Provide an exact reproduction of every entry.

MATERIALS PROVIDED

========

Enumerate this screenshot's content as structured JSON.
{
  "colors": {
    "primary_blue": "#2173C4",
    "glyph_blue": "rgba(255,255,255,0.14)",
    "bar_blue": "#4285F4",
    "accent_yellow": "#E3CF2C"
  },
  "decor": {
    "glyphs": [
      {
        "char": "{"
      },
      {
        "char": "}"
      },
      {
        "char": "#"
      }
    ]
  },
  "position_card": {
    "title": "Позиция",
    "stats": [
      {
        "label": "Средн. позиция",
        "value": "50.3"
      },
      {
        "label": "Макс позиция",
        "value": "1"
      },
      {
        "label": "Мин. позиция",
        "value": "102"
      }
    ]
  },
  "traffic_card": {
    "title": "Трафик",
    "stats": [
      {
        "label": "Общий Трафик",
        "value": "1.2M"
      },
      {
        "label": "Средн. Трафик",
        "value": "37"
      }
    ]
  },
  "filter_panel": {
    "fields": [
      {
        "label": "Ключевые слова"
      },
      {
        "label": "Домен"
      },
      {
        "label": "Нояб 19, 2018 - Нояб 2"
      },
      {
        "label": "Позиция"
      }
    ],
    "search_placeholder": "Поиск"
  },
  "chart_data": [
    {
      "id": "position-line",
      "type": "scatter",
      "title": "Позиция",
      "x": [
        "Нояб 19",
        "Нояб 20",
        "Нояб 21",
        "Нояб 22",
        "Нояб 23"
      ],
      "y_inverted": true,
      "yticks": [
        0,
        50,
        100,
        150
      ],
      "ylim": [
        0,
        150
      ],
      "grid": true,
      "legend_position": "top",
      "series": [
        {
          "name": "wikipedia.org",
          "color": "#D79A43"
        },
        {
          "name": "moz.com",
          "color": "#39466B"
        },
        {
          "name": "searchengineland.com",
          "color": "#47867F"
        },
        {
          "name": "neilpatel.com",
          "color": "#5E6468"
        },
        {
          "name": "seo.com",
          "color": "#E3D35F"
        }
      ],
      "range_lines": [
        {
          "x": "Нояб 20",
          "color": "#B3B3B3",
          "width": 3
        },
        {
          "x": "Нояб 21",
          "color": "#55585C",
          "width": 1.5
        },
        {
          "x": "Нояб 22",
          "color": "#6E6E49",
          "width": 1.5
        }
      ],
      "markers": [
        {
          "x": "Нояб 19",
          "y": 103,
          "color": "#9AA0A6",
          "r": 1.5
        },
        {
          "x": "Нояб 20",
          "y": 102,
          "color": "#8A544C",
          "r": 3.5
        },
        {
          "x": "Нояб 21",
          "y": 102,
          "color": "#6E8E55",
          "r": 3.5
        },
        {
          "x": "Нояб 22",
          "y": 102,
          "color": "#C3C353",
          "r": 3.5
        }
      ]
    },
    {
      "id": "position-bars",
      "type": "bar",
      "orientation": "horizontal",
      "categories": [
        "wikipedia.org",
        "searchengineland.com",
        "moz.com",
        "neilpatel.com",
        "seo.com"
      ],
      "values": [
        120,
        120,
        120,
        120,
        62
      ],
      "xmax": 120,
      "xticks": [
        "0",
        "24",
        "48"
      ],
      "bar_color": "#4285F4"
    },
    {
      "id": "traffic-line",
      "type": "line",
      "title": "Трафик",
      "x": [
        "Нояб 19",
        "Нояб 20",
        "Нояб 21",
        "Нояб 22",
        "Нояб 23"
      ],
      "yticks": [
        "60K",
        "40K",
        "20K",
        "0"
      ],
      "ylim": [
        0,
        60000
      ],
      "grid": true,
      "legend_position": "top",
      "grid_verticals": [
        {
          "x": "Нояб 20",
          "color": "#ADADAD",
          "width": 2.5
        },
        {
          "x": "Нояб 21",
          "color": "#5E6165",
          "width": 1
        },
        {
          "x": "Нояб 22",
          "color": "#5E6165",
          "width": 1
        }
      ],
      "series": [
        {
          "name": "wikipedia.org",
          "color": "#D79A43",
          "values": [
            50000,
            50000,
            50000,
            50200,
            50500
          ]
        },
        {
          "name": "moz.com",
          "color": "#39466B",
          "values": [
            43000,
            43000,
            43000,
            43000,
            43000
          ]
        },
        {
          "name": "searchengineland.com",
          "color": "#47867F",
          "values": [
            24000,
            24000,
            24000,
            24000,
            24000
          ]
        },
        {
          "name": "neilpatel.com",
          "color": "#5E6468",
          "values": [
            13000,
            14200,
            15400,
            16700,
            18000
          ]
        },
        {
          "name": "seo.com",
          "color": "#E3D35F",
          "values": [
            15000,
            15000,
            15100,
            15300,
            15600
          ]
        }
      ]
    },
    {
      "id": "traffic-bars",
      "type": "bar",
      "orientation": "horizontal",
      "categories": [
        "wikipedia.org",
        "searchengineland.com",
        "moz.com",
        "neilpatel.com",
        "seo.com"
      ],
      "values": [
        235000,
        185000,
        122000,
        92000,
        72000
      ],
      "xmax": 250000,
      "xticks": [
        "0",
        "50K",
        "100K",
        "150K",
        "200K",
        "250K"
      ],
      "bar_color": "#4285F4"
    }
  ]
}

========

RESPONSE
Enumerate this screenshot's content as structured JSON.
{
  "colors": {
    "primary_blue": "#2173C4",
    "glyph_blue": "rgba(255,255,255,0.14)",
    "bar_blue": "#4285F4",
    "accent_yellow": "#E3CF2C"
  },
  "decor": {
    "glyphs": [
      {
        "char": "{"
      },
      {
        "char": "}"
      },
      {
        "char": "#"
      }
    ]
  },
  "position_card": {
    "title": "Позиция",
    "stats": [
      {
        "label": "Средн. позиция",
        "value": "50.3"
      },
      {
        "label": "Макс позиция",
        "value": "1"
      },
      {
        "label": "Мин. позиция",
        "value": "102"
      }
    ]
  },
  "traffic_card": {
    "title": "Трафик",
    "stats": [
      {
        "label": "Общий Трафик",
        "value": "1.2M"
      },
      {
        "label": "Средн. Трафик",
        "value": "37"
      }
    ]
  },
  "filter_panel": {
    "fields": [
      {
        "label": "Ключевые слова"
      },
      {
        "label": "Домен"
      },
      {
        "label": "Нояб 19, 2018 - Нояб 2"
      },
      {
        "label": "Позиция"
      }
    ],
    "search_placeholder": "Поиск"
  },
  "chart_data": [
    {
      "id": "position-line",
      "type": "scatter",
      "title": "Позиция",
      "x": [
        "Нояб 19",
        "Нояб 20",
        "Нояб 21",
        "Нояб 22",
        "Нояб 23"
      ],
      "y_inverted": true,
      "yticks": [
        0,
        50,
        100,
        150
      ],
      "ylim": [
        0,
        150
      ],
      "grid": true,
      "legend_position": "top",
      "series": [
        {
          "name": "wikipedia.org",
          "color": "#D79A43"
        },
        {
          "name": "moz.com",
          "color": "#39466B"
        },
        {
          "name": "searchengineland.com",
          "color": "#47867F"
        },
        {
          "name": "neilpatel.com",
          "color": "#5E6468"
        },
        {
          "name": "seo.com",
          "color": "#E3D35F"
        }
      ],
      "range_lines": [
        {
          "x": "Нояб 20",
          "color": "#B3B3B3",
          "width": 3
        },
        {
          "x": "Нояб 21",
          "color": "#55585C",
          "width": 1.5
        },
        {
          "x": "Нояб 22",
          "color": "#6E6E49",
          "width": 1.5
        }
      ],
      "markers": [
        {
          "x": "Нояб 19",
          "y": 103,
          "color": "#9AA0A6",
          "r": 1.5
        },
        {
          "x": "Нояб 20",
          "y": 102,
          "color": "#8A544C",
          "r": 3.5
        },
        {
          "x": "Нояб 21",
          "y": 102,
          "color": "#6E8E55",
          "r": 3.5
        },
        {
          "x": "Нояб 22",
          "y": 102,
          "color": "#C3C353",
          "r": 3.5
        }
      ]
    },
    {
      "id": "position-bars",
      "type": "bar",
      "orientation": "horizontal",
      "categories": [
        "wikipedia.org",
        "searchengineland.com",
        "moz.com",
        "neilpatel.com",
        "seo.com"
      ],
      "values": [
        120,
        120,
        120,
        120,
        62
      ],
      "xmax": 120,
      "xticks": [
        "0",
        "24",
        "48"
      ],
      "bar_color": "#4285F4"
    },
    {
      "id": "traffic-line",
      "type": "line",
      "title": "Трафик",
      "x": [
        "Нояб 19",
        "Нояб 20",
        "Нояб 21",
        "Нояб 22",
        "Нояб 23"
      ],
      "yticks": [
        "60K",
        "40K",
        "20K",
        "0"
      ],
      "ylim": [
        0,
        60000
      ],
      "grid": true,
      "legend_position": "top",
      "grid_verticals": [
        {
          "x": "Нояб 20",
          "color": "#ADADAD",
          "width": 2.5
        },
        {
          "x": "Нояб 21",
          "color": "#5E6165",
          "width": 1
        },
        {
          "x": "Нояб 22",
          "color": "#5E6165",
          "width": 1
        }
      ],
      "series": [
        {
          "name": "wikipedia.org",
          "color": "#D79A43",
          "values": [
            50000,
            50000,
            50000,
            50200,
            50500
          ]
        },
        {
          "name": "moz.com",
          "color": "#39466B",
          "values": [
            43000,
            43000,
            43000,
            43000,
            43000
          ]
        },
        {
          "name": "searchengineland.com",
          "color": "#47867F",
          "values": [
            24000,
            24000,
            24000,
            24000,
            24000
          ]
        },
        {
          "name": "neilpatel.com",
          "color": "#5E6468",
          "values": [
            13000,
            14200,
            15400,
            16700,
            18000
          ]
        },
        {
          "name": "seo.com",
          "color": "#E3D35F",
          "values": [
            15000,
            15000,
            15100,
            15300,
            15600
          ]
        }
      ]
    },
    {
      "id": "traffic-bars",
      "type": "bar",
      "orientation": "horizontal",
      "categories": [
        "wikipedia.org",
        "searchengineland.com",
        "moz.com",
        "neilpatel.com",
        "seo.com"
      ],
      "values": [
        235000,
        185000,
        122000,
        92000,
        72000
      ],
      "xmax": 250000,
      "xticks": [
        "0",
        "50K",
        "100K",
        "150K",
        "200K",
        "250K"
      ],
      "bar_color": "#4285F4"
    }
  ]
}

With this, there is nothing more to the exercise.